__Challenge__: The listing must be reproduced in full, exactly as it stands.

::::::

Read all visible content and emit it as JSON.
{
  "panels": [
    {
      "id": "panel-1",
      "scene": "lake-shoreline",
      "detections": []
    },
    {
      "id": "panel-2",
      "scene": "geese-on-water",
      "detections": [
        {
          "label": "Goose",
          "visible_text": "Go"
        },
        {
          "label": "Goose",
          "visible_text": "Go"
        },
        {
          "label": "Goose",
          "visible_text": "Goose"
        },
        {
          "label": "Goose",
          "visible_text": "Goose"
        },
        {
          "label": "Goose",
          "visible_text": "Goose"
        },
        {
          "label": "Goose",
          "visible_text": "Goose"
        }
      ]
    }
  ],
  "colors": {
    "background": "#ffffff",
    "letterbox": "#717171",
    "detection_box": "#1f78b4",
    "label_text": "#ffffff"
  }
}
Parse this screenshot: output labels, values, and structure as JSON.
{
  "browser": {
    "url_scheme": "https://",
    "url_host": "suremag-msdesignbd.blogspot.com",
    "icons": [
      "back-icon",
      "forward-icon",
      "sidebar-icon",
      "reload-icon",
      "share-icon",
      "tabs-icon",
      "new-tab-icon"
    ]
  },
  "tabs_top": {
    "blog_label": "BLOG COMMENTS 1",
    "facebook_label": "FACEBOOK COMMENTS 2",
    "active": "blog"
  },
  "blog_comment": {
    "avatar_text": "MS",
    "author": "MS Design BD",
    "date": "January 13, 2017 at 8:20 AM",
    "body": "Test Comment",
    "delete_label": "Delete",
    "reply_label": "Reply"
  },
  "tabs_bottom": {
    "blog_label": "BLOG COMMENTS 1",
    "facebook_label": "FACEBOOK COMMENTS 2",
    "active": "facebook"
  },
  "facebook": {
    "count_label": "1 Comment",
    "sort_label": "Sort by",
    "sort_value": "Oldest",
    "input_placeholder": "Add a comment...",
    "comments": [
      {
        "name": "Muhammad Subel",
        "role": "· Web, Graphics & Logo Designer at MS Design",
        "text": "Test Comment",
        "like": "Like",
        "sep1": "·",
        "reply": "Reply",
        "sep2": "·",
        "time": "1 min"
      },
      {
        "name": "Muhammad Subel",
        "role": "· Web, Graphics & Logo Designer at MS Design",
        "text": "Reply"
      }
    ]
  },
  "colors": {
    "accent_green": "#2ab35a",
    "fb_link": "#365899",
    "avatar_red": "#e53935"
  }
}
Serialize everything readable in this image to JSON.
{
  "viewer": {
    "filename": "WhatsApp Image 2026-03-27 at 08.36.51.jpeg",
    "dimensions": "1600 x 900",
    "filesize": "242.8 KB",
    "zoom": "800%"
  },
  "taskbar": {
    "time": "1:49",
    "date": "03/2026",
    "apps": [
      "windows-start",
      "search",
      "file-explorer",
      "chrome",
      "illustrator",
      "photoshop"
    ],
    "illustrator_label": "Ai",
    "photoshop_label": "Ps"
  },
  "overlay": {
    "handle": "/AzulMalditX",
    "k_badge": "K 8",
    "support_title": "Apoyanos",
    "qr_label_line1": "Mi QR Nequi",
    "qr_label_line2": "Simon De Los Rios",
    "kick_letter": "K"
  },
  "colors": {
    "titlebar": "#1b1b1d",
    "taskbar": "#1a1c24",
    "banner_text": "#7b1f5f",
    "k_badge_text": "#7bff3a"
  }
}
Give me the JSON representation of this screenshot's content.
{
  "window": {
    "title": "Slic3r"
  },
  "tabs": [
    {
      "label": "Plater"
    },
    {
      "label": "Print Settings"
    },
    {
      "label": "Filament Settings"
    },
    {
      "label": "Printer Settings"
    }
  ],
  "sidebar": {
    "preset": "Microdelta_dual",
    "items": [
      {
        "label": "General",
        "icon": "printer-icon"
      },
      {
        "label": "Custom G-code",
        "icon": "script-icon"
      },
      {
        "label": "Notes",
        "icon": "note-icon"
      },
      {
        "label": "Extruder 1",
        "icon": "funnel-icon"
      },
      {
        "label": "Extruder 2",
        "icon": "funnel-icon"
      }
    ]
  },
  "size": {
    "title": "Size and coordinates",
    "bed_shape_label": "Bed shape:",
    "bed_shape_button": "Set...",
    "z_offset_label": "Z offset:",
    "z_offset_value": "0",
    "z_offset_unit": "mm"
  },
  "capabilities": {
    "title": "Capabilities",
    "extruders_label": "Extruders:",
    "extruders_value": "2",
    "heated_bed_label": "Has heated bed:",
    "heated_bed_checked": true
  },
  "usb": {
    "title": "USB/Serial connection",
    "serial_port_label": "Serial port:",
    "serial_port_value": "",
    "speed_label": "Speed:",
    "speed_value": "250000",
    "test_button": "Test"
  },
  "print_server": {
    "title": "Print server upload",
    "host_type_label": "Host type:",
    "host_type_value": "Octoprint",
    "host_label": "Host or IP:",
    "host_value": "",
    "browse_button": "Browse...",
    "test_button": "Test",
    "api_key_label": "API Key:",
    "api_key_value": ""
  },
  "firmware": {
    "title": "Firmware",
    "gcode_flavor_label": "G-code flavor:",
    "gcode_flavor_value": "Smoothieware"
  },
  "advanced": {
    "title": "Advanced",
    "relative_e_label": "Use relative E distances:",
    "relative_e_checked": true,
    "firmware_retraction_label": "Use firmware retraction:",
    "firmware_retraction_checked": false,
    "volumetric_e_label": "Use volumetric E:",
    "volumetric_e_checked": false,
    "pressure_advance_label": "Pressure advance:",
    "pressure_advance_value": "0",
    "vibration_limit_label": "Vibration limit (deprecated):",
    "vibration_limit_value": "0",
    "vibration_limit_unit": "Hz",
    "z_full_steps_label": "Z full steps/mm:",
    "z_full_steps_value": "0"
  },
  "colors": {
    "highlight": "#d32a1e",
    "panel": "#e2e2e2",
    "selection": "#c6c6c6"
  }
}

::::::

__Written response__:
Read all visible content and emit it as JSON.
{
  "panels": [
    {
      "id": "panel-1",
      "scene": "lake-shoreline",
      "detections": []
    },
    {
      "id": "panel-2",
      "scene": "geese-on-water",
      "detections": [
        {
          "label": "Goose",
          "visible_text": "Go"
        },
        {
          "label": "Goose",
          "visible_text": "Go"
        },
        {
          "label": "Goose",
          "visible_text": "Goose"
        },
        {
          "label": "Goose",
          "visible_text": "Goose"
        },
        {
          "label": "Goose",
          "visible_text": "Goose"
        },
        {
          "label": "Goose",
          "visible_text": "Goose"
        }
      ]
    }
  ],
  "colors": {
    "background": "#ffffff",
    "letterbox": "#717171",
    "detection_box": "#1f78b4",
    "label_text": "#ffffff"
  }
}
Parse this screenshot: output labels, values, and structure as JSON.
{
  "browser": {
    "url_scheme": "https://",
    "url_host": "suremag-msdesignbd.blogspot.com",
    "icons": [
      "back-icon",
      "forward-icon",
      "sidebar-icon",
      "reload-icon",
      "share-icon",
      "tabs-icon",
      "new-tab-icon"
    ]
  },
  "tabs_top": {
    "blog_label": "BLOG COMMENTS 1",
    "facebook_label": "FACEBOOK COMMENTS 2",
    "active": "blog"
  },
  "blog_comment": {
    "avatar_text": "MS",
    "author": "MS Design BD",
    "date": "January 13, 2017 at 8:20 AM",
    "body": "Test Comment",
    "delete_label": "Delete",
    "reply_label": "Reply"
  },
  "tabs_bottom": {
    "blog_label": "BLOG COMMENTS 1",
    "facebook_label": "FACEBOOK COMMENTS 2",
    "active": "facebook"
  },
  "facebook": {
    "count_label": "1 Comment",
    "sort_label": "Sort by",
    "sort_value": "Oldest",
    "input_placeholder": "Add a comment...",
    "comments": [
      {
        "name": "Muhammad Subel",
        "role": "· Web, Graphics & Logo Designer at MS Design",
        "text": "Test Comment",
        "like": "Like",
        "sep1": "·",
        "reply": "Reply",
        "sep2": "·",
        "time": "1 min"
      },
      {
        "name": "Muhammad Subel",
        "role": "· Web, Graphics & Logo Designer at MS Design",
        "text": "Reply"
      }
    ]
  },
  "colors": {
    "accent_green": "#2ab35a",
    "fb_link": "#365899",
    "avatar_red": "#e53935"
  }
}
Serialize everything readable in this image to JSON.
{
  "viewer": {
    "filename": "WhatsApp Image 2026-03-27 at 08.36.51.jpeg",
    "dimensions": "1600 x 900",
    "filesize": "242.8 KB",
    "zoom": "800%"
  },
  "taskbar": {
    "time": "1:49",
    "date": "03/2026",
    "apps": [
      "windows-start",
      "search",
      "file-explorer",
      "chrome",
      "illustrator",
      "photoshop"
    ],
    "illustrator_label": "Ai",
    "photoshop_label": "Ps"
  },
  "overlay": {
    "handle": "/AzulMalditX",
    "k_badge": "K 8",
    "support_title": "Apoyanos",
    "qr_label_line1": "Mi QR Nequi",
    "qr_label_line2": "Simon De Los Rios",
    "kick_letter": "K"
  },
  "colors": {
    "titlebar": "#1b1b1d",
    "taskbar": "#1a1c24",
    "banner_text": "#7b1f5f",
    "k_badge_text": "#7bff3a"
  }
}
Give me the JSON representation of this screenshot's content.
{
  "window": {
    "title": "Slic3r"
  },
  "tabs": [
    {
      "label": "Plater"
    },
    {
      "label": "Print Settings"
    },
    {
      "label": "Filament Settings"
    },
    {
      "label": "Printer Settings"
    }
  ],
  "sidebar": {
    "preset": "Microdelta_dual",
    "items": [
      {
        "label": "General",
        "icon": "printer-icon"
      },
      {
        "label": "Custom G-code",
        "icon": "script-icon"
      },
      {
        "label": "Notes",
        "icon": "note-icon"
      },
      {
        "label": "Extruder 1",
        "icon": "funnel-icon"
      },
      {
        "label": "Extruder 2",
        "icon": "funnel-icon"
      }
    ]
  },
  "size": {
    "title": "Size and coordinates",
    "bed_shape_label": "Bed shape:",
    "bed_shape_button": "Set...",
    "z_offset_label": "Z offset:",
    "z_offset_value": "0",
    "z_offset_unit": "mm"
  },
  "capabilities": {
    "title": "Capabilities",
    "extruders_label": "Extruders:",
    "extruders_value": "2",
    "heated_bed_label": "Has heated bed:",
    "heated_bed_checked": true
  },
  "usb": {
    "title": "USB/Serial connection",
    "serial_port_label": "Serial port:",
    "serial_port_value": "",
    "speed_label": "Speed:",
    "speed_value": "250000",
    "test_button": "Test"
  },
  "print_server": {
    "title": "Print server upload",
    "host_type_label": "Host type:",
    "host_type_value": "Octoprint",
    "host_label": "Host or IP:",
    "host_value": "",
    "browse_button": "Browse...",
    "test_button": "Test",
    "api_key_label": "API Key:",
    "api_key_value": ""
  },
  "firmware": {
    "title": "Firmware",
    "gcode_flavor_label": "G-code flavor:",
    "gcode_flavor_value": "Smoothieware"
  },
  "advanced": {
    "title": "Advanced",
    "relative_e_label": "Use relative E distances:",
    "relative_e_checked": true,
    "firmware_retraction_label": "Use firmware retraction:",
    "firmware_retraction_checked": false,
    "volumetric_e_label": "Use volumetric E:",
    "volumetric_e_checked": false,
    "pressure_advance_label": "Pressure advance:",
    "pressure_advance_value": "0",
    "vibration_limit_label": "Vibration limit (deprecated):",
    "vibration_limit_value": "0",
    "vibration_limit_unit": "Hz",
    "z_full_steps_label": "Z full steps/mm:",
    "z_full_steps_value": "0"
  },
  "colors": {
    "highlight": "#d32a1e",
    "panel": "#e2e2e2",
    "selection": "#c6c6c6"
  }
}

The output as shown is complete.